RECORDS SUPPLIED
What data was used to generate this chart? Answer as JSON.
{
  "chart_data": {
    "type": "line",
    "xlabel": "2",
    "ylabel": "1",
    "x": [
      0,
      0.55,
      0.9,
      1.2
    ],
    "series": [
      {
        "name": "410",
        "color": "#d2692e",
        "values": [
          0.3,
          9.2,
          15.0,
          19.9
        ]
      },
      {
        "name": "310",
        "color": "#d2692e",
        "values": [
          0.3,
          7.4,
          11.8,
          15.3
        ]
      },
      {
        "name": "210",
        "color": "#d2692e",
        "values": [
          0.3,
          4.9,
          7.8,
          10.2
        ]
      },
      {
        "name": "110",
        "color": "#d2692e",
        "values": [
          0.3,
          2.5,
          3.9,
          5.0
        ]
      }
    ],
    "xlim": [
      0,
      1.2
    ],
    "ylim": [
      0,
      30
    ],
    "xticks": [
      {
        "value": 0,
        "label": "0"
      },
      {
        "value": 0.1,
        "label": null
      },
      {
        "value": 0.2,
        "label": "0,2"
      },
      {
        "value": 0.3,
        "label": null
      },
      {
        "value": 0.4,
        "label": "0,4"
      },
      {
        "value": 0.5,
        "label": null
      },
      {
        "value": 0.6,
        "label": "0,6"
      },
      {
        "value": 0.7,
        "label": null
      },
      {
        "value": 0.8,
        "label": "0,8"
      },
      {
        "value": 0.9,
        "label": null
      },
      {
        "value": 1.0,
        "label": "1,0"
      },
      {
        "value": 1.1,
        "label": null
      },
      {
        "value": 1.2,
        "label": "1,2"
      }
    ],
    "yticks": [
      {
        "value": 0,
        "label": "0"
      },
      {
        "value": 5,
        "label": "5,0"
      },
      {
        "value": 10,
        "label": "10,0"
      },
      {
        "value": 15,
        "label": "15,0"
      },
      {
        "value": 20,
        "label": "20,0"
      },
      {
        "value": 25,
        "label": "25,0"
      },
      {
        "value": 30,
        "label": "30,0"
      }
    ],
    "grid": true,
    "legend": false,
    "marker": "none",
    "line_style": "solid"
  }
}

TASK DETAILS
Recite the full listing above exactly.

RESPONSE TO THE TASK
What data was used to generate this chart? Answer as JSON.
{
  "chart_data": {
    "type": "line",
    "xlabel": "2",
    "ylabel": "1",
    "x": [
      0,
      0.55,
      0.9,
      1.2
    ],
    "series": [
      {
        "name": "410",
        "color": "#d2692e",
        "values": [
          0.3,
          9.2,
          15.0,
          19.9
        ]
      },
      {
        "name": "310",
        "color": "#d2692e",
        "values": [
          0.3,
          7.4,
          11.8,
          15.3
        ]
      },
      {
        "name": "210",
        "color": "#d2692e",
        "values": [
          0.3,
          4.9,
          7.8,
          10.2
        ]
      },
      {
        "name": "110",
        "color": "#d2692e",
        "values": [
          0.3,
          2.5,
          3.9,
          5.0
        ]
      }
    ],
    "xlim": [
      0,
      1.2
    ],
    "ylim": [
      0,
      30
    ],
    "xticks": [
      {
        "value": 0,
        "label": "0"
      },
      {
        "value": 0.1,
        "label": null
      },
      {
        "value": 0.2,
        "label": "0,2"
      },
      {
        "value": 0.3,
        "label": null
      },
      {
        "value": 0.4,
        "label": "0,4"
      },
      {
        "value": 0.5,
        "label": null
      },
      {
        "value": 0.6,
        "label": "0,6"
      },
      {
        "value": 0.7,
        "label": null
      },
      {
        "value": 0.8,
        "label": "0,8"
      },
      {
        "value": 0.9,
        "label": null
      },
      {
        "value": 1.0,
        "label": "1,0"
      },
      {
        "value": 1.1,
        "label": null
      },
      {
        "value": 1.2,
        "label": "1,2"
      }
    ],
    "yticks": [
      {
        "value": 0,
        "label": "0"
      },
      {
        "value": 5,
        "label": "5,0"
      },
      {
        "value": 10,
        "label": "10,0"
      },
      {
        "value": 15,
        "label": "15,0"
      },
      {
        "value": 20,
        "label": "20,0"
      },
      {
        "value": 25,
        "label": "25,0"
      },
      {
        "value": 30,
        "label": "30,0"
      }
    ],
    "grid": true,
    "legend": false,
    "marker": "none",
    "line_style": "solid"
  }
}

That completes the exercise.